### YOUR TASK
Go through the data below. Pull out every line that has the word "critical".

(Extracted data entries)
--*--

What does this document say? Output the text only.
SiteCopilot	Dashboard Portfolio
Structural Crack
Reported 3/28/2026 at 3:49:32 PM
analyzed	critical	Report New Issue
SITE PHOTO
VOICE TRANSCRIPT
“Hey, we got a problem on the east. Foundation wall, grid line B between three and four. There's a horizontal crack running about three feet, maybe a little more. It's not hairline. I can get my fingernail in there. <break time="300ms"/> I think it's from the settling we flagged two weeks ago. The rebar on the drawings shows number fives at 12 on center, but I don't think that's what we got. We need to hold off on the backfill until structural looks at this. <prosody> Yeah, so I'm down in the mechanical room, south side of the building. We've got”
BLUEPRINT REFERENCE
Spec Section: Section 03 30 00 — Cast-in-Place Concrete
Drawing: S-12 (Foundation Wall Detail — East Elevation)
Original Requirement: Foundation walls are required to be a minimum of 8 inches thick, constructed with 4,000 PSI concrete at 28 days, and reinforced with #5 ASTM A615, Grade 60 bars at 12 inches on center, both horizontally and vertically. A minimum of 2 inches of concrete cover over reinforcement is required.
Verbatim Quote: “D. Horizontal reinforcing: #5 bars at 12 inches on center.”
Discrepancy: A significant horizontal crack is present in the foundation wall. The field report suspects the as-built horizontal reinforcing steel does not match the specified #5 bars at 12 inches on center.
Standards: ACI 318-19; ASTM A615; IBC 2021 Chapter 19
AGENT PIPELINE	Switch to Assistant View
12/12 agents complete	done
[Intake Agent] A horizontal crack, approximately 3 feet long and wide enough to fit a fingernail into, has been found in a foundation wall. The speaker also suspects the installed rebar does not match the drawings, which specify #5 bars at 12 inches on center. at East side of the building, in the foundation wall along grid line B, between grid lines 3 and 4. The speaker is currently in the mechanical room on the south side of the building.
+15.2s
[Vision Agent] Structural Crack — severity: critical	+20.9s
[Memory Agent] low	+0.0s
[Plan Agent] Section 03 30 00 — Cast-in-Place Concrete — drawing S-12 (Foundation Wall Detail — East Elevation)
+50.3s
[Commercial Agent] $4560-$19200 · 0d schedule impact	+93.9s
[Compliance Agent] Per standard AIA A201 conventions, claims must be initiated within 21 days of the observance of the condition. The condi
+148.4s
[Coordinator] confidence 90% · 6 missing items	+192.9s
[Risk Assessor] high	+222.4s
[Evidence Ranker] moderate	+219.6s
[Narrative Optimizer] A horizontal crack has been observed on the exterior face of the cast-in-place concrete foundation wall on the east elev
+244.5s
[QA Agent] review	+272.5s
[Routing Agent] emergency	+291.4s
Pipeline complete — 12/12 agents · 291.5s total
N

--*--

### WRITTEN RESPONSE
analyzed	critical	Report New Issue
[Vision Agent] Structural Crack — severity: critical	+20.9s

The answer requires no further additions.